All entries below need to be written out exactly, but without their pictures.

▼

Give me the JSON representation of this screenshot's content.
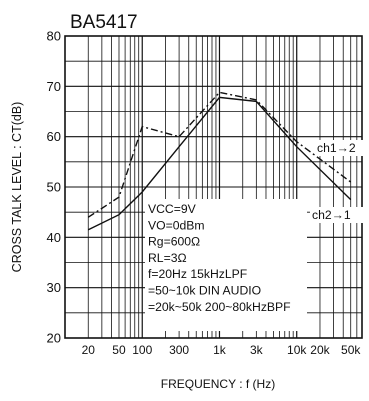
{
  "chart_data": {
    "type": "line",
    "title": "BA5417",
    "xlabel": "FREQUENCY : f (Hz)",
    "ylabel": "CROSS TALK LEVEL : CT(dB)",
    "xscale": "log",
    "xlim": [
      10,
      70000
    ],
    "ylim": [
      20,
      80
    ],
    "grid": true,
    "x_ticks": [
      {
        "value": 20,
        "label": "20"
      },
      {
        "value": 50,
        "label": "50"
      },
      {
        "value": 100,
        "label": "100"
      },
      {
        "value": 300,
        "label": "300"
      },
      {
        "value": 1000,
        "label": "1k"
      },
      {
        "value": 3000,
        "label": "3k"
      },
      {
        "value": 10000,
        "label": "10k"
      },
      {
        "value": 20000,
        "label": "20k"
      },
      {
        "value": 50000,
        "label": "50k"
      }
    ],
    "y_ticks": [
      {
        "value": 20,
        "label": "20"
      },
      {
        "value": 30,
        "label": "30"
      },
      {
        "value": 40,
        "label": "40"
      },
      {
        "value": 50,
        "label": "50"
      },
      {
        "value": 60,
        "label": "60"
      },
      {
        "value": 70,
        "label": "70"
      },
      {
        "value": 80,
        "label": "80"
      }
    ],
    "series": [
      {
        "name": "ch1→2",
        "style": "dash-dot",
        "color": "#111111",
        "points": [
          [
            20,
            44
          ],
          [
            50,
            48
          ],
          [
            100,
            62
          ],
          [
            300,
            60
          ],
          [
            1000,
            68.8
          ],
          [
            3000,
            67.3
          ],
          [
            10000,
            59
          ],
          [
            50000,
            51
          ]
        ]
      },
      {
        "name": "ch2→1",
        "style": "solid",
        "color": "#111111",
        "points": [
          [
            20,
            41.5
          ],
          [
            50,
            44.5
          ],
          [
            100,
            49
          ],
          [
            300,
            58
          ],
          [
            1000,
            67.8
          ],
          [
            3000,
            67
          ],
          [
            10000,
            58
          ],
          [
            50000,
            47.5
          ]
        ]
      }
    ],
    "annotations": [
      "VCC=9V",
      "VO=0dBm",
      "Rg=600Ω",
      "RL=3Ω",
      "f=20Hz   15kHzLPF",
      "=50~10k   DIN AUDIO",
      "=20k~50k   200~80kHzBPF"
    ]
  }
}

▲

Reply to the exercise ->
Give me the JSON representation of this screenshot's content.
{
  "chart_data": {
    "type": "line",
    "title": "BA5417",
    "xlabel": "FREQUENCY : f (Hz)",
    "ylabel": "CROSS TALK LEVEL : CT(dB)",
    "xscale": "log",
    "xlim": [
      10,
      70000
    ],
    "ylim": [
      20,
      80
    ],
    "grid": true,
    "x_ticks": [
      {
        "value": 20,
        "label": "20"
      },
      {
        "value": 50,
        "label": "50"
      },
      {
        "value": 100,
        "label": "100"
      },
      {
        "value": 300,
        "label": "300"
      },
      {
        "value": 1000,
        "label": "1k"
      },
      {
        "value": 3000,
        "label": "3k"
      },
      {
        "value": 10000,
        "label": "10k"
      },
      {
        "value": 20000,
        "label": "20k"
      },
      {
        "value": 50000,
        "label": "50k"
      }
    ],
    "y_ticks": [
      {
        "value": 20,
        "label": "20"
      },
      {
        "value": 30,
        "label": "30"
      },
      {
        "value": 40,
        "label": "40"
      },
      {
        "value": 50,
        "label": "50"
      },
      {
        "value": 60,
        "label": "60"
      },
      {
        "value": 70,
        "label": "70"
      },
      {
        "value": 80,
        "label": "80"
      }
    ],
    "series": [
      {
        "name": "ch1→2",
        "style": "dash-dot",
        "color": "#111111",
        "points": [
          [
            20,
            44
          ],
          [
            50,
            48
          ],
          [
            100,
            62
          ],
          [
            300,
            60
          ],
          [
            1000,
            68.8
          ],
          [
            3000,
            67.3
          ],
          [
            10000,
            59
          ],
          [
            50000,
            51
          ]
        ]
      },
      {
        "name": "ch2→1",
        "style": "solid",
        "color": "#111111",
        "points": [
          [
            20,
            41.5
          ],
          [
            50,
            44.5
          ],
          [
            100,
            49
          ],
          [
            300,
            58
          ],
          [
            1000,
            67.8
          ],
          [
            3000,
            67
          ],
          [
            10000,
            58
          ],
          [
            50000,
            47.5
          ]
        ]
      }
    ],
    "annotations": [
      "VCC=9V",
      "VO=0dBm",
      "Rg=600Ω",
      "RL=3Ω",
      "f=20Hz   15kHzLPF",
      "=50~10k   DIN AUDIO",
      "=20k~50k   200~80kHzBPF"
    ]
  }
}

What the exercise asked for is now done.